→ **DATASET EXTRACT**:
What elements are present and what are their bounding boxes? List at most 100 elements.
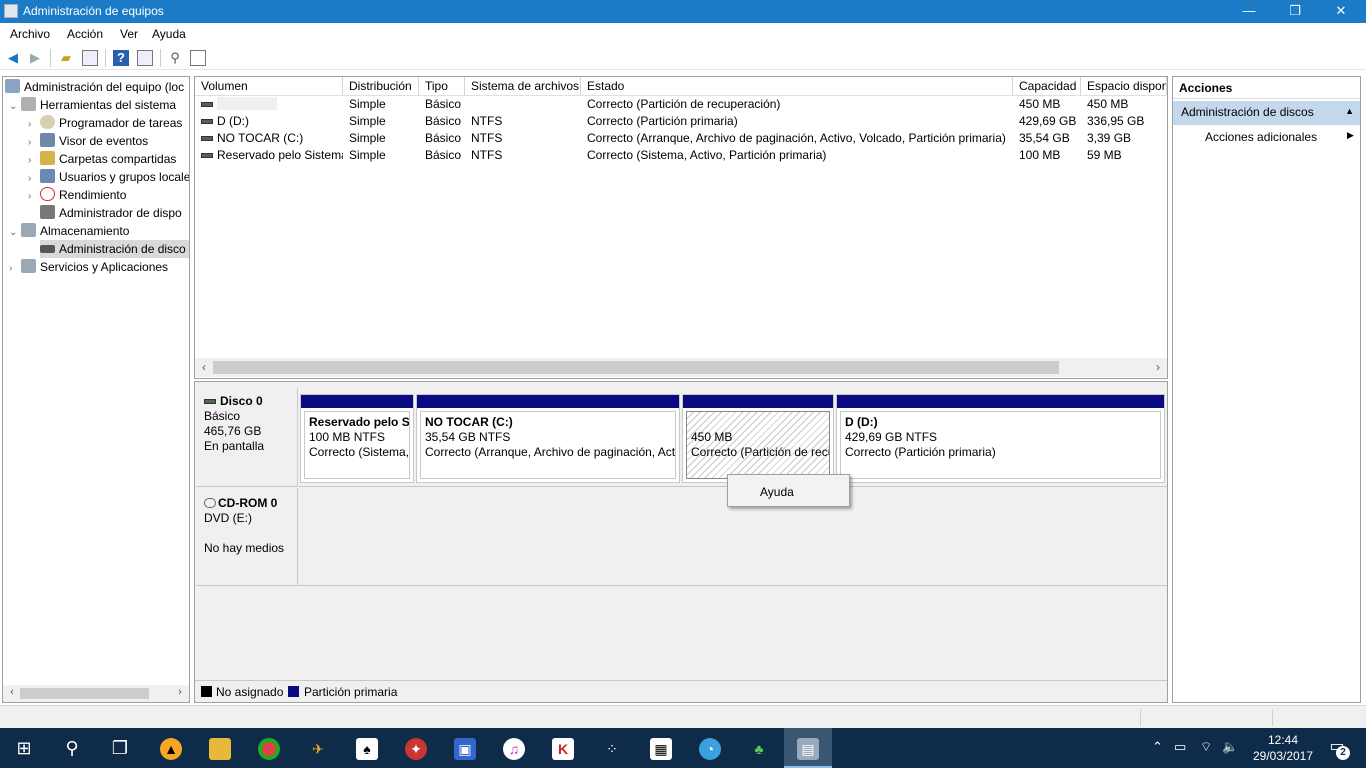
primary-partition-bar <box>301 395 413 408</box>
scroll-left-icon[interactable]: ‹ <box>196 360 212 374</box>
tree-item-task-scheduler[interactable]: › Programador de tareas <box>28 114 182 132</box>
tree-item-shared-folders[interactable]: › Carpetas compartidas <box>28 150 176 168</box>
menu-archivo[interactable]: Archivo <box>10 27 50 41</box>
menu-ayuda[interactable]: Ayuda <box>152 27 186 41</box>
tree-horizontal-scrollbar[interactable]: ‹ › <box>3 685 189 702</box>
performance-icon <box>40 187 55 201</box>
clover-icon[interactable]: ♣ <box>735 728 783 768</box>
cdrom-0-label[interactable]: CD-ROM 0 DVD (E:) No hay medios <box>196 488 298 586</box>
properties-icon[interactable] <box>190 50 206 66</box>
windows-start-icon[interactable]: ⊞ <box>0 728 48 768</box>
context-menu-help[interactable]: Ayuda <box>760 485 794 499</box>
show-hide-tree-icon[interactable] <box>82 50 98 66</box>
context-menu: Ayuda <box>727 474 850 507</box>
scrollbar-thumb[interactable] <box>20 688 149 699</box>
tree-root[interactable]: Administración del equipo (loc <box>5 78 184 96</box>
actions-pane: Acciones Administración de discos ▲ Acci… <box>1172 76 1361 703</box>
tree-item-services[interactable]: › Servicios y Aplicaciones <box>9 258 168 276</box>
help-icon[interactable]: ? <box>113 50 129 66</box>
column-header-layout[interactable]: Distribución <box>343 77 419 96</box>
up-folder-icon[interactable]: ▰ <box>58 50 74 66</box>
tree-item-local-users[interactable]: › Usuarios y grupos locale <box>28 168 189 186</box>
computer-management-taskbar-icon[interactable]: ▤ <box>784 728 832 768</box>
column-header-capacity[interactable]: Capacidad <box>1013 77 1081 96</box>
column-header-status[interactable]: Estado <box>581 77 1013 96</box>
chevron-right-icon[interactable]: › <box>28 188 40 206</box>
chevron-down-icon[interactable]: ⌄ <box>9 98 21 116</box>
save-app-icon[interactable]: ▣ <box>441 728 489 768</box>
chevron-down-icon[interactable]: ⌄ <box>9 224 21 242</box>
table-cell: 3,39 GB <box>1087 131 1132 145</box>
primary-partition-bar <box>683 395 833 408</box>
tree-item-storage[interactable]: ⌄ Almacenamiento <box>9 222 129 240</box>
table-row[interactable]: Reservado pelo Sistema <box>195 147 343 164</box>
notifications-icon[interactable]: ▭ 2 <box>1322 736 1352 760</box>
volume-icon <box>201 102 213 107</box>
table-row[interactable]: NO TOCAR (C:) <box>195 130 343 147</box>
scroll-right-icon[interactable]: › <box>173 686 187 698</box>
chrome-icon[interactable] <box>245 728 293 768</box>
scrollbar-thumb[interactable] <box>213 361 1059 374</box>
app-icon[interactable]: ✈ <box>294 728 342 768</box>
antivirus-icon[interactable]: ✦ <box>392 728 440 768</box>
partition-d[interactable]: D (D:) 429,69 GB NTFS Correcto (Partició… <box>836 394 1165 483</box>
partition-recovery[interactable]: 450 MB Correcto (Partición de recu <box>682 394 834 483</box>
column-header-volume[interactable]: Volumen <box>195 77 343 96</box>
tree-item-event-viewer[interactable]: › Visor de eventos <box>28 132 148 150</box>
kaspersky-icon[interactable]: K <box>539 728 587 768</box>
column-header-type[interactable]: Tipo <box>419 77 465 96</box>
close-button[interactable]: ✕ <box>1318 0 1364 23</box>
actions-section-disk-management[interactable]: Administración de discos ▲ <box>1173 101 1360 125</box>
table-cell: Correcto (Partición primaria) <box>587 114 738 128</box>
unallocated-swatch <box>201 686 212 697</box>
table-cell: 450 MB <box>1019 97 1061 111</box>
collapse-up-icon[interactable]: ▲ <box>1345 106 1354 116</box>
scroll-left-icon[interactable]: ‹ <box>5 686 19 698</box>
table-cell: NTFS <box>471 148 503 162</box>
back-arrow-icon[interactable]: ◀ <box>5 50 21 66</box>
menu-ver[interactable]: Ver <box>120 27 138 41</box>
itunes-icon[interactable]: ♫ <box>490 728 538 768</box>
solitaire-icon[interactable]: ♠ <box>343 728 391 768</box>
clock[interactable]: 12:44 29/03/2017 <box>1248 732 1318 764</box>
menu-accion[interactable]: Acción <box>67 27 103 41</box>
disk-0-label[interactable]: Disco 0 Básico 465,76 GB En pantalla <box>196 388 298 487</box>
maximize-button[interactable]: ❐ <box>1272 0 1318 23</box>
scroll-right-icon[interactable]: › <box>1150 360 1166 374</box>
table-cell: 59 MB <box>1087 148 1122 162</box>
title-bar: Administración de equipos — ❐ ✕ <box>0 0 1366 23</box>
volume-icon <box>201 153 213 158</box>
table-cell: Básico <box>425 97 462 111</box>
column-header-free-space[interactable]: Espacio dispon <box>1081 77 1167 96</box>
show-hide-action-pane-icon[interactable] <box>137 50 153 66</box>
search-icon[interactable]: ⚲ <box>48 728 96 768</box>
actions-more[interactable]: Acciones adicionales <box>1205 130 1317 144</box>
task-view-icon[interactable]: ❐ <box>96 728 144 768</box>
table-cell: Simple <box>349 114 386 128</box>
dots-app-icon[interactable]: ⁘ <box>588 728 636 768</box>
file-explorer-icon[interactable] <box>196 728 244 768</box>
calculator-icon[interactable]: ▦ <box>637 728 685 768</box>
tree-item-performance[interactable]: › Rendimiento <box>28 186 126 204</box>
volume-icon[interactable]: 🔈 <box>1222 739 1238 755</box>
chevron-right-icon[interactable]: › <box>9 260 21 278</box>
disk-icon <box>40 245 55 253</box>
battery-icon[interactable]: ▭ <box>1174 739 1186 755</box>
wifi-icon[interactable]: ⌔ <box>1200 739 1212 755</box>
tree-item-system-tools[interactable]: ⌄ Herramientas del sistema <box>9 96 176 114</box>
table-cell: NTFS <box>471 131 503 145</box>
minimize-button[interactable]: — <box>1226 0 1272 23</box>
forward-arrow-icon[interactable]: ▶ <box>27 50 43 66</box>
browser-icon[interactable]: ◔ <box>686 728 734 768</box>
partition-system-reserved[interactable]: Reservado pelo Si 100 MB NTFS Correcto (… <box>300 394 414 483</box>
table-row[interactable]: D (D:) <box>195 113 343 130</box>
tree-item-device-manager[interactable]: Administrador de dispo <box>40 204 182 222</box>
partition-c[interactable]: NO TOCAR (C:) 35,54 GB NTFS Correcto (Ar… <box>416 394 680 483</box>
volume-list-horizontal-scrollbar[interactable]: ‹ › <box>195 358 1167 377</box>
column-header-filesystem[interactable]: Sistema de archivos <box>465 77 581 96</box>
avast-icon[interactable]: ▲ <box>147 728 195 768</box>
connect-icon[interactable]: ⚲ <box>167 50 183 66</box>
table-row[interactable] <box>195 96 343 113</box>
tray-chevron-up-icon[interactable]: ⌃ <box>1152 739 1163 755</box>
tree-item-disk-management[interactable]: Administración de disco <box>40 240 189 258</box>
==
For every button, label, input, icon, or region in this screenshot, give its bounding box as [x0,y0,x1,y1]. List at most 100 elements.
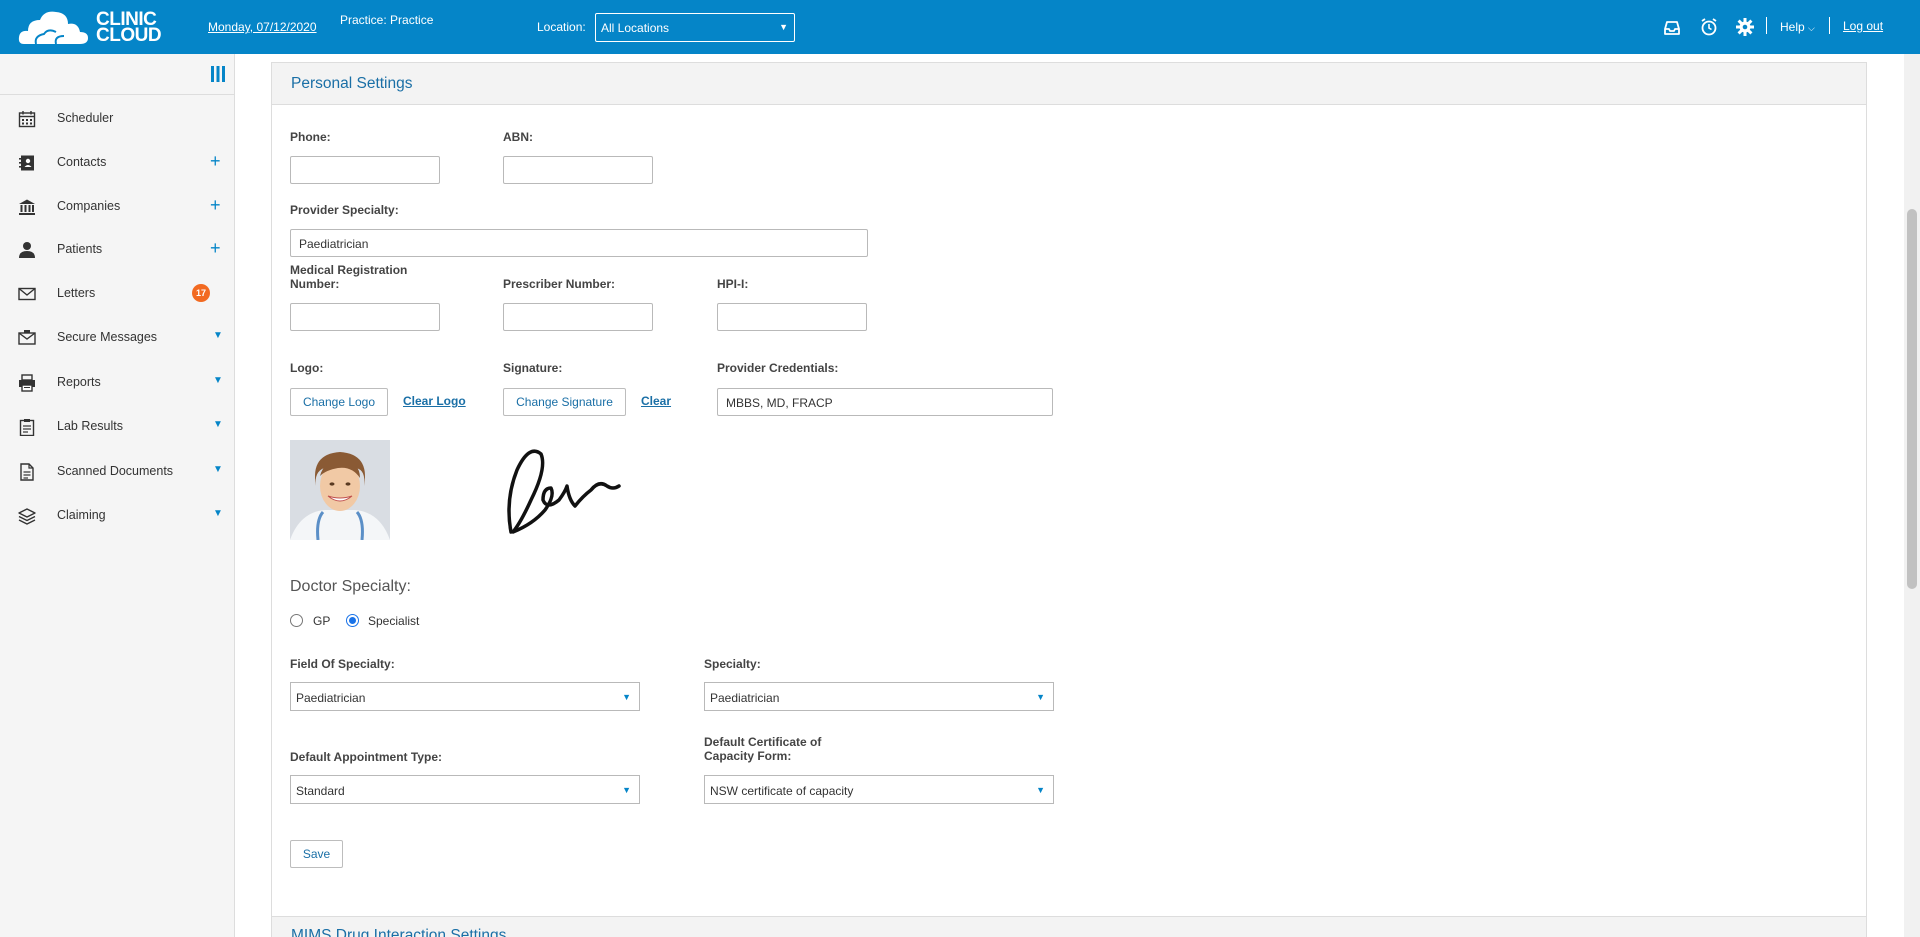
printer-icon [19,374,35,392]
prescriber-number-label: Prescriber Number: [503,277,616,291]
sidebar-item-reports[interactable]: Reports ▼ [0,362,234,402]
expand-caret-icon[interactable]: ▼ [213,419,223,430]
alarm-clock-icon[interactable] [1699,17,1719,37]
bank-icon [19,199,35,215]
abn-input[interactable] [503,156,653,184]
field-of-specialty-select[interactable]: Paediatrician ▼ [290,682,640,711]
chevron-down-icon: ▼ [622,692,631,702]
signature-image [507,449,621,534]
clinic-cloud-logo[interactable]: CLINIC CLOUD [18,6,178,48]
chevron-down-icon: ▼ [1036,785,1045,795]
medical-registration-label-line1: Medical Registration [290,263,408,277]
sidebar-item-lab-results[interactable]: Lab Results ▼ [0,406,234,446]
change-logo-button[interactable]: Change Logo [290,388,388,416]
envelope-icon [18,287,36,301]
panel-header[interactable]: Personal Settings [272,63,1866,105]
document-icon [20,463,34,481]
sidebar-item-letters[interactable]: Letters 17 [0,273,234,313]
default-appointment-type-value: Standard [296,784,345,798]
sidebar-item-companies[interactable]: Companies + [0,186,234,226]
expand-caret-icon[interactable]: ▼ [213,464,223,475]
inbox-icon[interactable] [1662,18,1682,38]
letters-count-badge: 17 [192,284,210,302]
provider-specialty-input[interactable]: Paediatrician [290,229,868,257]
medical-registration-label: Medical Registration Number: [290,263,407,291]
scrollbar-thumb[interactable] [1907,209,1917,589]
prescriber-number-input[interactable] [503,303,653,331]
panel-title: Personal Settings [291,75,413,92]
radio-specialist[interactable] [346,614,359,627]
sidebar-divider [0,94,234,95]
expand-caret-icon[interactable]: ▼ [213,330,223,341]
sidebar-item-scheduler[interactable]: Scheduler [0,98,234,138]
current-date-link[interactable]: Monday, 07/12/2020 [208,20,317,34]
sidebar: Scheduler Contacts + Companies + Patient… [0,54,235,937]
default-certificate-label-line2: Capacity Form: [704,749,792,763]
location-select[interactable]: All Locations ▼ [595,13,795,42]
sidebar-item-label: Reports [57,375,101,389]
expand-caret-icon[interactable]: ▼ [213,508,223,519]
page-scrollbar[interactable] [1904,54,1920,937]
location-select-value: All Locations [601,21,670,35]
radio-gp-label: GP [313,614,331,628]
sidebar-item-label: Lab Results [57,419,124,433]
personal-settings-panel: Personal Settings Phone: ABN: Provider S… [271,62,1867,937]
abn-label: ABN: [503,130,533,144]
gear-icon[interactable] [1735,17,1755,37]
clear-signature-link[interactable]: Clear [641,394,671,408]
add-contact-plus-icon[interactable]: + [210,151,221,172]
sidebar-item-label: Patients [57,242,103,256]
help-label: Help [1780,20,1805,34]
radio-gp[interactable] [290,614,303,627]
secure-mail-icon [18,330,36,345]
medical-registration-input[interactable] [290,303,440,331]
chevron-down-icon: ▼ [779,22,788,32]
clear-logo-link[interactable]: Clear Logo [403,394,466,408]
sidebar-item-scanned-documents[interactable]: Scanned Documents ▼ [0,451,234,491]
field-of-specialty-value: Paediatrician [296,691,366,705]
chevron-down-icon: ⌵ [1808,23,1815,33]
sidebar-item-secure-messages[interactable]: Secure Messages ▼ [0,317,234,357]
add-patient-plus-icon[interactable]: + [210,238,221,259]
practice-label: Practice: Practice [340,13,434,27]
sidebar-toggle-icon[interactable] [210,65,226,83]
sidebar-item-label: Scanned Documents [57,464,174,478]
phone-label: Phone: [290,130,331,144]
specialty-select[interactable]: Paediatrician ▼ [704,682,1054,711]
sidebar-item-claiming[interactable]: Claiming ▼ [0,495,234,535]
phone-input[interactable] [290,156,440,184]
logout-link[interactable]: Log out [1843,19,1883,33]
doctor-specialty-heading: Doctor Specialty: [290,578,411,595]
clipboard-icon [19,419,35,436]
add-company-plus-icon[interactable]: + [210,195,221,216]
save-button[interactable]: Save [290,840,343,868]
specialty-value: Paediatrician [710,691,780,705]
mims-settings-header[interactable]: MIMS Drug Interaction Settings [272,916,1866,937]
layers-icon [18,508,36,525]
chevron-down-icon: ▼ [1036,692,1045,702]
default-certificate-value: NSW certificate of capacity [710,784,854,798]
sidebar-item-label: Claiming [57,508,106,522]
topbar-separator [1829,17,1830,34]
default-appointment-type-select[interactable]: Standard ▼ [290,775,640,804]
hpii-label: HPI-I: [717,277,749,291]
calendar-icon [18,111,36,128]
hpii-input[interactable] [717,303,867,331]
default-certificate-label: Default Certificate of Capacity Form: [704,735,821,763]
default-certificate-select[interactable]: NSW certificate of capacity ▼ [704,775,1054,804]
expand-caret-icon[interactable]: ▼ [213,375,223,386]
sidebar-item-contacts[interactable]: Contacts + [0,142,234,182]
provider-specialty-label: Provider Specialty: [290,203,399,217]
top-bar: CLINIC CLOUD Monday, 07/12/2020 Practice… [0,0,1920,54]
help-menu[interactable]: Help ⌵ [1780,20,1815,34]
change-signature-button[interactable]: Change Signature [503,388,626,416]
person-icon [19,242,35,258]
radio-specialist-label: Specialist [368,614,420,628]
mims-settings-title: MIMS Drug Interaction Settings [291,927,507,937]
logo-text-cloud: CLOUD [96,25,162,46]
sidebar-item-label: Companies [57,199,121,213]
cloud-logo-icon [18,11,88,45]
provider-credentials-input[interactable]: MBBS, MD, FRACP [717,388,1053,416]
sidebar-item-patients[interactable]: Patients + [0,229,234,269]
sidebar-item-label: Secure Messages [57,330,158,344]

→ **WHAT IS BEING ASKED**: Reproduce each line of the records in which the word "NTFS" appears.

→ **THE ANSWER**:
partition-d[interactable]: D (D:) 429,69 GB NTFS Correcto (Partició… <box>836 394 1165 483</box>
table-cell: NTFS <box>471 148 503 162</box>
table-cell: NTFS <box>471 131 503 145</box>
partition-system-reserved[interactable]: Reservado pelo Si 100 MB NTFS Correcto (… <box>300 394 414 483</box>
partition-c[interactable]: NO TOCAR (C:) 35,54 GB NTFS Correcto (Ar… <box>416 394 680 483</box>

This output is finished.